> [Task to carry out]: Extract each line bearing the word "excited".

> [Data for processing]:
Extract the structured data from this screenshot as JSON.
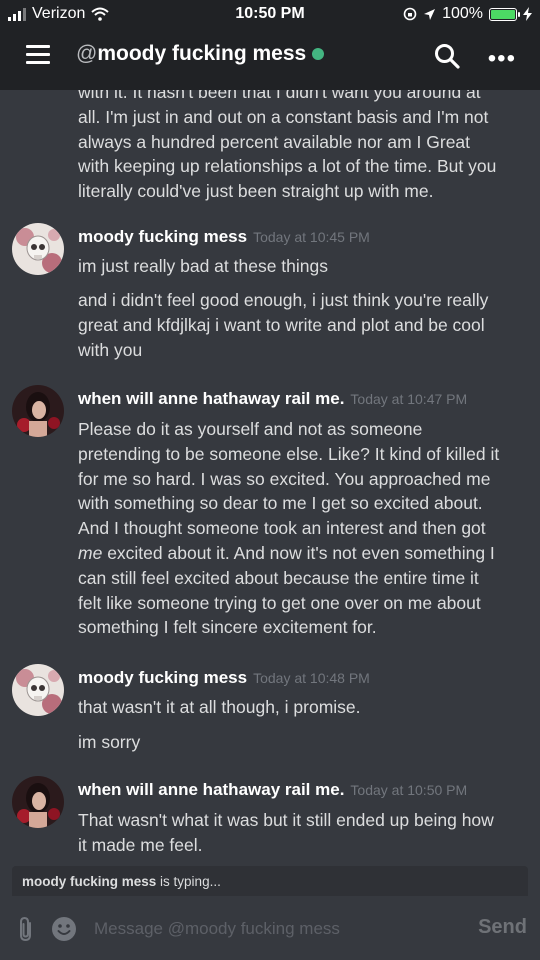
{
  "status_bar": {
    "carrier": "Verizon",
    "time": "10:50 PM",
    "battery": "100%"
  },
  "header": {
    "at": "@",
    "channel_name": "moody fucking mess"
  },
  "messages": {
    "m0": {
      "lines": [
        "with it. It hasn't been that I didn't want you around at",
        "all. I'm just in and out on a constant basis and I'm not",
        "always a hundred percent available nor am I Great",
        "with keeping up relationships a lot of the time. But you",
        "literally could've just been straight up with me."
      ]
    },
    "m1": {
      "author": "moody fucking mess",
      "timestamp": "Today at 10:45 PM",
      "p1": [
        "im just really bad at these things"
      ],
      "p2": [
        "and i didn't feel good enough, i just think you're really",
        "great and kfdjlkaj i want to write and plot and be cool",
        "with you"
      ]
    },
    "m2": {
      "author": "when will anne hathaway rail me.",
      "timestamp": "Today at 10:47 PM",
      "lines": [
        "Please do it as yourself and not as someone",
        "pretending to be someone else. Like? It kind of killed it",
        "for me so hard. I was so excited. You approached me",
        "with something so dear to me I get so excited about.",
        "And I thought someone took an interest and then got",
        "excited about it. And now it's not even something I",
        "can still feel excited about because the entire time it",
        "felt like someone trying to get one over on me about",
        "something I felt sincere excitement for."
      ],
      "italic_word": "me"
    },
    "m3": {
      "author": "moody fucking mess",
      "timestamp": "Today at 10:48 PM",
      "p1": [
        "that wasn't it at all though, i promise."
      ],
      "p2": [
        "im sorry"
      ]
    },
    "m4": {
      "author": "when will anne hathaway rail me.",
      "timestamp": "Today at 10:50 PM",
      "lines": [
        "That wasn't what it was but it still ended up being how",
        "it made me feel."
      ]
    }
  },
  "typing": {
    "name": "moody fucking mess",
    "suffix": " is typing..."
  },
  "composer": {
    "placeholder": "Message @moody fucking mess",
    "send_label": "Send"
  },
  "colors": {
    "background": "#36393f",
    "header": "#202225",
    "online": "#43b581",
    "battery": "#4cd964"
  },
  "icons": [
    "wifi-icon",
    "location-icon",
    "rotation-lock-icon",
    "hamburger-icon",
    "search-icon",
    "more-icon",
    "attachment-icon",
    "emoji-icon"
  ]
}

> [Answer for the task]:
        "for me so hard. I was so excited. You approached me",
        "with something so dear to me I get so excited about.",
        "excited about it. And now it's not even something I",
        "can still feel excited about because the entire time it",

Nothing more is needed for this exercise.